Element box lines
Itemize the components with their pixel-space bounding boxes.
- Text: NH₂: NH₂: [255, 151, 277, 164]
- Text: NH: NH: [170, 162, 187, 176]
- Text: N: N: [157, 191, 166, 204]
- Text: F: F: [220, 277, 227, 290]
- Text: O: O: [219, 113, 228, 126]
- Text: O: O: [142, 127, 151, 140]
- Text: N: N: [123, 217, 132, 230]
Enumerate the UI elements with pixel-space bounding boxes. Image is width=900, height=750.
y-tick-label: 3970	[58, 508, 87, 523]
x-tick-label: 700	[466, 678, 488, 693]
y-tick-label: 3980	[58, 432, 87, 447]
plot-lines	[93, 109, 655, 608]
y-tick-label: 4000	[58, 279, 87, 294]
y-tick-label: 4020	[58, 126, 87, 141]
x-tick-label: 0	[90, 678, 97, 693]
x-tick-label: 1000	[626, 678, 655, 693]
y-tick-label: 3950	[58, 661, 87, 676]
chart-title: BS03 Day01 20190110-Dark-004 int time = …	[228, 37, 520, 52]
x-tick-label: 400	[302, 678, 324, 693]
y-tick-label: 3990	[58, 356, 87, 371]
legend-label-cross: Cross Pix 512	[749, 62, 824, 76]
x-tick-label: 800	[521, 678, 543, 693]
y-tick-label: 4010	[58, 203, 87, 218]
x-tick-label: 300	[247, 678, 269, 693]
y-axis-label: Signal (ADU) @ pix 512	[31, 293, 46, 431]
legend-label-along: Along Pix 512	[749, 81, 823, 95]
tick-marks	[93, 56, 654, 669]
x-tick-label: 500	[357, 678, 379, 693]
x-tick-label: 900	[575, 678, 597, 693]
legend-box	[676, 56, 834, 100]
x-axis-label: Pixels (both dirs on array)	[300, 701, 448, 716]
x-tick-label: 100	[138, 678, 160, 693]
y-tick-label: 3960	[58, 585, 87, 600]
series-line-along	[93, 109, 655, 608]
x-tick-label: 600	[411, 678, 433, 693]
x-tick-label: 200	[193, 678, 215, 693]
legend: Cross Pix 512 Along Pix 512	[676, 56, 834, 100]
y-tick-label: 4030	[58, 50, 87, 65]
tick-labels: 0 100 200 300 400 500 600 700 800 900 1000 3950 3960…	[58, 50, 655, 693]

● SET EXERCISE:
Rewrite all of the lines above, switching "tick-marks" to "tick-lines" and leaving everything else as it is.

● THE OUTPUT:
Itemize the components with their pixel-space bounding boxes.
- Text: NH₂: NH₂: [255, 151, 277, 164]
- Text: NH: NH: [170, 162, 187, 176]
- Text: N: N: [157, 191, 166, 204]
- Text: F: F: [220, 277, 227, 290]
- Text: O: O: [219, 113, 228, 126]
- Text: O: O: [142, 127, 151, 140]
- Text: N: N: [123, 217, 132, 230]
Enumerate the UI elements with pixel-space bounding boxes. Image is width=900, height=750.
y-tick-label: 3970	[58, 508, 87, 523]
x-tick-label: 700	[466, 678, 488, 693]
y-tick-label: 3980	[58, 432, 87, 447]
plot-lines	[93, 109, 655, 608]
y-tick-label: 4000	[58, 279, 87, 294]
y-tick-label: 4020	[58, 126, 87, 141]
x-tick-label: 0	[90, 678, 97, 693]
x-tick-label: 1000	[626, 678, 655, 693]
y-tick-label: 3950	[58, 661, 87, 676]
chart-title: BS03 Day01 20190110-Dark-004 int time = …	[228, 37, 520, 52]
x-tick-label: 400	[302, 678, 324, 693]
y-tick-label: 3990	[58, 356, 87, 371]
legend-label-cross: Cross Pix 512	[749, 62, 824, 76]
x-tick-label: 800	[521, 678, 543, 693]
y-tick-label: 4010	[58, 203, 87, 218]
x-tick-label: 300	[247, 678, 269, 693]
y-axis-label: Signal (ADU) @ pix 512	[31, 293, 46, 431]
legend-label-along: Along Pix 512	[749, 81, 823, 95]
tick-lines	[93, 56, 654, 669]
x-tick-label: 500	[357, 678, 379, 693]
x-tick-label: 900	[575, 678, 597, 693]
legend-box	[676, 56, 834, 100]
x-axis-label: Pixels (both dirs on array)	[300, 701, 448, 716]
x-tick-label: 100	[138, 678, 160, 693]
y-tick-label: 3960	[58, 585, 87, 600]
series-line-along	[93, 109, 655, 608]
x-tick-label: 600	[411, 678, 433, 693]
x-tick-label: 200	[193, 678, 215, 693]
legend: Cross Pix 512 Along Pix 512	[676, 56, 834, 100]
y-tick-label: 4030	[58, 50, 87, 65]
tick-labels: 0 100 200 300 400 500 600 700 800 900 1000 3950 3960…	[58, 50, 655, 693]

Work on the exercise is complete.